■ **Data entries**

☆ ☆ ☆

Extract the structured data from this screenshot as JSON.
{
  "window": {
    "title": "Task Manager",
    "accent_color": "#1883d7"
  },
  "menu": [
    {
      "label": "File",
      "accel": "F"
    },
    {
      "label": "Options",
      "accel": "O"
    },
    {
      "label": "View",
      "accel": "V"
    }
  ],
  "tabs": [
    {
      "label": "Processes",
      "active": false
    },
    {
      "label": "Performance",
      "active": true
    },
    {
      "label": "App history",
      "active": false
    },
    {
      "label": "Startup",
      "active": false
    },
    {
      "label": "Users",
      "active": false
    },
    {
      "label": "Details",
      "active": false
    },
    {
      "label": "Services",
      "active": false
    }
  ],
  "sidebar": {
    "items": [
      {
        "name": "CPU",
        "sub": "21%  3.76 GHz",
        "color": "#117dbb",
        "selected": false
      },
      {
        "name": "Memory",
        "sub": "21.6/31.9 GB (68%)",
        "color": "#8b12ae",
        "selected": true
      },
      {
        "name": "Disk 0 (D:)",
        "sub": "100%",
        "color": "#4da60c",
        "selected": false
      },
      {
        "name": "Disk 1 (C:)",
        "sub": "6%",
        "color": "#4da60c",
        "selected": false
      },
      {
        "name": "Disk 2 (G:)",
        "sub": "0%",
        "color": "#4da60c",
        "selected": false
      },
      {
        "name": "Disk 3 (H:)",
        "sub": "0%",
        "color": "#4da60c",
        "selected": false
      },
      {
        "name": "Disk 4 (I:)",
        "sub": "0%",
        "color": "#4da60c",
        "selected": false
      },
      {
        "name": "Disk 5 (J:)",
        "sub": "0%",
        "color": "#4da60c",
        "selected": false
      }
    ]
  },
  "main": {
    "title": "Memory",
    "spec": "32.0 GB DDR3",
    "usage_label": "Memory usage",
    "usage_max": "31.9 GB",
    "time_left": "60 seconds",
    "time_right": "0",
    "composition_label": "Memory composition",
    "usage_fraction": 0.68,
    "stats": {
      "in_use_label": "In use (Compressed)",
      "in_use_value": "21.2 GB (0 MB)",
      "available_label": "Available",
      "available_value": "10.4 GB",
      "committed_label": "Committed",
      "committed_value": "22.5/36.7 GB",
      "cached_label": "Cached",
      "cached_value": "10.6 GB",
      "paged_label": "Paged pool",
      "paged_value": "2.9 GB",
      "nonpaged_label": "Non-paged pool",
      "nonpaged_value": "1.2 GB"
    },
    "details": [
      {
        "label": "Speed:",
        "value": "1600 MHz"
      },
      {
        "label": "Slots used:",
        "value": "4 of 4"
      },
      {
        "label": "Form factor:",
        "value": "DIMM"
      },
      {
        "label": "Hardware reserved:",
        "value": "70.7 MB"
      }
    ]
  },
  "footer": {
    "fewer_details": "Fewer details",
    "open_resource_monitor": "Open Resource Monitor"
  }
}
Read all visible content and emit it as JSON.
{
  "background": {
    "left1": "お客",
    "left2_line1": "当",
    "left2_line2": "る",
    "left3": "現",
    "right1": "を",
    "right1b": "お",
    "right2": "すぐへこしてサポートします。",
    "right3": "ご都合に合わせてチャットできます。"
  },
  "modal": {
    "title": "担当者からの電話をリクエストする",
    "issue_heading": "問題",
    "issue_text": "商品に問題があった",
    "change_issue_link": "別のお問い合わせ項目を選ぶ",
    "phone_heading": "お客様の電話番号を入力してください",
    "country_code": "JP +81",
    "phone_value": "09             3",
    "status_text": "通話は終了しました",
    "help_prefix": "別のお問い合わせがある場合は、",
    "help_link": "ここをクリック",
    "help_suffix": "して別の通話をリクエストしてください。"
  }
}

☆ ☆ ☆

■ **EXERCISE AIM**
All lines of the data above that include the word "title" must be shown.

■ **ANSWER TO THE TASK**
    "title": "Task Manager",
    "title": "Memory",
    "title": "担当者からの電話をリクエストする",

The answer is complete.